◆ Records
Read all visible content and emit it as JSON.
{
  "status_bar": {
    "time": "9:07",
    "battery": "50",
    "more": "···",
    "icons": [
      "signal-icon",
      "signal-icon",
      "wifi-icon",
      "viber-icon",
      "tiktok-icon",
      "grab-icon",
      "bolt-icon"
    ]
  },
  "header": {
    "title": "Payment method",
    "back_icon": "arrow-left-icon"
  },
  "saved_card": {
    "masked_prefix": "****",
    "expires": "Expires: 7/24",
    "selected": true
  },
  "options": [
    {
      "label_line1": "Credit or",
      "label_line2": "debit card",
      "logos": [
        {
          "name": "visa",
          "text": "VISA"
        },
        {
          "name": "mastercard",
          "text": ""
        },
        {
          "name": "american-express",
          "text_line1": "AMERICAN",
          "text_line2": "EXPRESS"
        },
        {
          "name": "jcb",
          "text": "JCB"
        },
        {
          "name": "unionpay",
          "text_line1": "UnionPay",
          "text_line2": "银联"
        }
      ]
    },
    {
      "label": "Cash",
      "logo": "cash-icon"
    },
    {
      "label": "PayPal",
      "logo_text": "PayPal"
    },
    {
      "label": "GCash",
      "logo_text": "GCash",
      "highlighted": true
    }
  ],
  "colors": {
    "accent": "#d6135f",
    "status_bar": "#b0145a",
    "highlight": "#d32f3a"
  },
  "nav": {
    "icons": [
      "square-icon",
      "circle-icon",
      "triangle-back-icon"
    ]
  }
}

◆ Work required
Write the material out again word for word.

◆ Correct output
Read all visible content and emit it as JSON.
{
  "status_bar": {
    "time": "9:07",
    "battery": "50",
    "more": "···",
    "icons": [
      "signal-icon",
      "signal-icon",
      "wifi-icon",
      "viber-icon",
      "tiktok-icon",
      "grab-icon",
      "bolt-icon"
    ]
  },
  "header": {
    "title": "Payment method",
    "back_icon": "arrow-left-icon"
  },
  "saved_card": {
    "masked_prefix": "****",
    "expires": "Expires: 7/24",
    "selected": true
  },
  "options": [
    {
      "label_line1": "Credit or",
      "label_line2": "debit card",
      "logos": [
        {
          "name": "visa",
          "text": "VISA"
        },
        {
          "name": "mastercard",
          "text": ""
        },
        {
          "name": "american-express",
          "text_line1": "AMERICAN",
          "text_line2": "EXPRESS"
        },
        {
          "name": "jcb",
          "text": "JCB"
        },
        {
          "name": "unionpay",
          "text_line1": "UnionPay",
          "text_line2": "银联"
        }
      ]
    },
    {
      "label": "Cash",
      "logo": "cash-icon"
    },
    {
      "label": "PayPal",
      "logo_text": "PayPal"
    },
    {
      "label": "GCash",
      "logo_text": "GCash",
      "highlighted": true
    }
  ],
  "colors": {
    "accent": "#d6135f",
    "status_bar": "#b0145a",
    "highlight": "#d32f3a"
  },
  "nav": {
    "icons": [
      "square-icon",
      "circle-icon",
      "triangle-back-icon"
    ]
  }
}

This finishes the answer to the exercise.